Aim of the task.
Gather each line of the records where "color" appears.

Data supplied.
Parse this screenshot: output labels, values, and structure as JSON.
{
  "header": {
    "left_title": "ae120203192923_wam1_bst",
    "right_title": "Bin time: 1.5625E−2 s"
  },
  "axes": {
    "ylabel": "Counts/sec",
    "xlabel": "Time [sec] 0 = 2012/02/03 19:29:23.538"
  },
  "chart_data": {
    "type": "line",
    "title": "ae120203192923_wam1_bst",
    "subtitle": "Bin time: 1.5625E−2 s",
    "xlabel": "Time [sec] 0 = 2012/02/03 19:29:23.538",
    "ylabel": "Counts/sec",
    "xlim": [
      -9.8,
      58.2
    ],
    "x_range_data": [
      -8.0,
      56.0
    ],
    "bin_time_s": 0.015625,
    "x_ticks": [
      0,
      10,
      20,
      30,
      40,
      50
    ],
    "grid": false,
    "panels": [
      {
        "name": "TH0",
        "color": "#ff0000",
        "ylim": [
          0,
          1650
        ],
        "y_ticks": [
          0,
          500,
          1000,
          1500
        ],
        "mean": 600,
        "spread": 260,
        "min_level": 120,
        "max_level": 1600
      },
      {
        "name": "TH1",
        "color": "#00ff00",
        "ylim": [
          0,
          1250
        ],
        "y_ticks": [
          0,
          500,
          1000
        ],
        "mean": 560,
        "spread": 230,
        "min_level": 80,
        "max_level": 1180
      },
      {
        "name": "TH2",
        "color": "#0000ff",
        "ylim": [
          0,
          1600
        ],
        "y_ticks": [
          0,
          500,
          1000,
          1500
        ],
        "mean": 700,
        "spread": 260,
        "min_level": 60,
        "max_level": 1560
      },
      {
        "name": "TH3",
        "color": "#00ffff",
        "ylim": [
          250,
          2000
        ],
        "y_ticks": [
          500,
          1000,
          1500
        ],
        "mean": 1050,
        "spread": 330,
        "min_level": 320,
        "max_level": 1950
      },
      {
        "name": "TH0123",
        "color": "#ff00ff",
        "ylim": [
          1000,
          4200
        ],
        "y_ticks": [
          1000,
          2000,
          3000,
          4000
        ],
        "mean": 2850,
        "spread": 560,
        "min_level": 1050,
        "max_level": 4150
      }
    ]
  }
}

Exercise response.
        "color": "#ff0000",
        "color": "#00ff00",
        "color": "#0000ff",
        "color": "#00ffff",
        "color": "#ff00ff",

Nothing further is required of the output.